Locate every line in the records below that contains the word "name", and copy each one.

* _Items_
++++++++++
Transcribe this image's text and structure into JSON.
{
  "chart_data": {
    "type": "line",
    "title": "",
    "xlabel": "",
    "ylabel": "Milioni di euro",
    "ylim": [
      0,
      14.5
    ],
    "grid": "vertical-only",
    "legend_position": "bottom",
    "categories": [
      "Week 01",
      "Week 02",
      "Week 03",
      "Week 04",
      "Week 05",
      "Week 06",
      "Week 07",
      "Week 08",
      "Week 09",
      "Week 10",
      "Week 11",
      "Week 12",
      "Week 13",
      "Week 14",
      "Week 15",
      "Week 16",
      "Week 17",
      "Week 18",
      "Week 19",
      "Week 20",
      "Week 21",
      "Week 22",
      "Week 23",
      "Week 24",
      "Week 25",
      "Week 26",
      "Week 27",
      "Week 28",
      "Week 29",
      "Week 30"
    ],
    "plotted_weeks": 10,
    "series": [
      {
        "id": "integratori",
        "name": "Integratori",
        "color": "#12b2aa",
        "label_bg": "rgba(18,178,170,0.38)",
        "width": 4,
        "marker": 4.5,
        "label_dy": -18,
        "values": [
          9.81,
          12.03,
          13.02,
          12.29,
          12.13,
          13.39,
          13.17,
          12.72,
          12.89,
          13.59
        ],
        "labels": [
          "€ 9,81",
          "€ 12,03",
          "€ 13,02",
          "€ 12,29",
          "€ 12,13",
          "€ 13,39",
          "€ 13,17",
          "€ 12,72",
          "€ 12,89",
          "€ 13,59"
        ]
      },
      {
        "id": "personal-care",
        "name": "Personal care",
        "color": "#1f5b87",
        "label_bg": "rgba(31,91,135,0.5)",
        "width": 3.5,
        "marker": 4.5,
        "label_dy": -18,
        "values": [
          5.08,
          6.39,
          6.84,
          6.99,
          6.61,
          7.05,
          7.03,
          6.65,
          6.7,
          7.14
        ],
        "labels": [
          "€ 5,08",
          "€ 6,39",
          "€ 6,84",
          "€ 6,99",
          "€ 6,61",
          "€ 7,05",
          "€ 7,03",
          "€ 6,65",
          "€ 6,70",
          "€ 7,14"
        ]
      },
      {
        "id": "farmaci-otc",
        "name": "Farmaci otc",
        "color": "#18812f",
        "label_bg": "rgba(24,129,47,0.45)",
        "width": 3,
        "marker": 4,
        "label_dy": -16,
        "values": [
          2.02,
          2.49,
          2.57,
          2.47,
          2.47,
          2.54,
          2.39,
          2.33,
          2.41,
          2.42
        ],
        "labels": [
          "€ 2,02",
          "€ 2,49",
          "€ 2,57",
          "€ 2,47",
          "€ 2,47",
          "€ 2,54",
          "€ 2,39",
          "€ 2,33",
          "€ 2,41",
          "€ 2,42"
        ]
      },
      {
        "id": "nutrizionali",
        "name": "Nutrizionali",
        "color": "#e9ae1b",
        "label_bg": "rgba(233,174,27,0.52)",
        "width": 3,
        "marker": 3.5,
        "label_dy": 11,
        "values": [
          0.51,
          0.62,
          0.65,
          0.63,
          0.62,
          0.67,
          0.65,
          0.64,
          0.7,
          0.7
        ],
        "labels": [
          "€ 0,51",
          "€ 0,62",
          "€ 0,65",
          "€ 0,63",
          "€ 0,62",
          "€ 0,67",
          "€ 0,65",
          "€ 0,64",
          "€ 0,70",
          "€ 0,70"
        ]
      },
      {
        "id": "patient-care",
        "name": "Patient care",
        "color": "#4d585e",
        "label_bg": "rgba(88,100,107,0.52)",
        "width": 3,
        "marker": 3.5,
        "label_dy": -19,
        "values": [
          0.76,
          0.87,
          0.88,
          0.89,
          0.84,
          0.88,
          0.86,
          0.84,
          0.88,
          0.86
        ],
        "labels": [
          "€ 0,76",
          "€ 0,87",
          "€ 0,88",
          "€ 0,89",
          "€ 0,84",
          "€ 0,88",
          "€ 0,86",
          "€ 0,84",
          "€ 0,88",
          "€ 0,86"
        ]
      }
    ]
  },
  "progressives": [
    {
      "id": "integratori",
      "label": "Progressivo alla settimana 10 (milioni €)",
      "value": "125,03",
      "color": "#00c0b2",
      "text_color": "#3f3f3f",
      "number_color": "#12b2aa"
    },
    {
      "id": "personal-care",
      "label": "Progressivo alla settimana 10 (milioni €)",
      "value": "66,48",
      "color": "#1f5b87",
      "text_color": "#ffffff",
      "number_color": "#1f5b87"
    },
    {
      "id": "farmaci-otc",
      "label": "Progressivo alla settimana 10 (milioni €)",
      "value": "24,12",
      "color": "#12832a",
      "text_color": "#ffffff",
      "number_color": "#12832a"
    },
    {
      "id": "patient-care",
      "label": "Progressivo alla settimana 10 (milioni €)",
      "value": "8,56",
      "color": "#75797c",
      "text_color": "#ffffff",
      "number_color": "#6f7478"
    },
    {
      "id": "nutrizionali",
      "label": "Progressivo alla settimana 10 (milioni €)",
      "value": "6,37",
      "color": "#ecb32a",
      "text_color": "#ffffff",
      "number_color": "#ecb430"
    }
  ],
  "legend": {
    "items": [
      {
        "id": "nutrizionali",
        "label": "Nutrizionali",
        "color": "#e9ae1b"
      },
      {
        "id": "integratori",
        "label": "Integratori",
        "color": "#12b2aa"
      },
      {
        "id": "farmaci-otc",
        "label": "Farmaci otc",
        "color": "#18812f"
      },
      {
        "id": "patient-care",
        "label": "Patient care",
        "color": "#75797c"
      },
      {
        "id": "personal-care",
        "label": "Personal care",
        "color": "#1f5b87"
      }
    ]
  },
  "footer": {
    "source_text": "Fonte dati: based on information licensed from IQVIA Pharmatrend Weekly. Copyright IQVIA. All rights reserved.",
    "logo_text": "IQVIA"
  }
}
++++++++++
* _Written response_
        "name": "Integratori",
        "name": "Personal care",
        "name": "Farmaci otc",
        "name": "Nutrizionali",
        "name": "Patient care",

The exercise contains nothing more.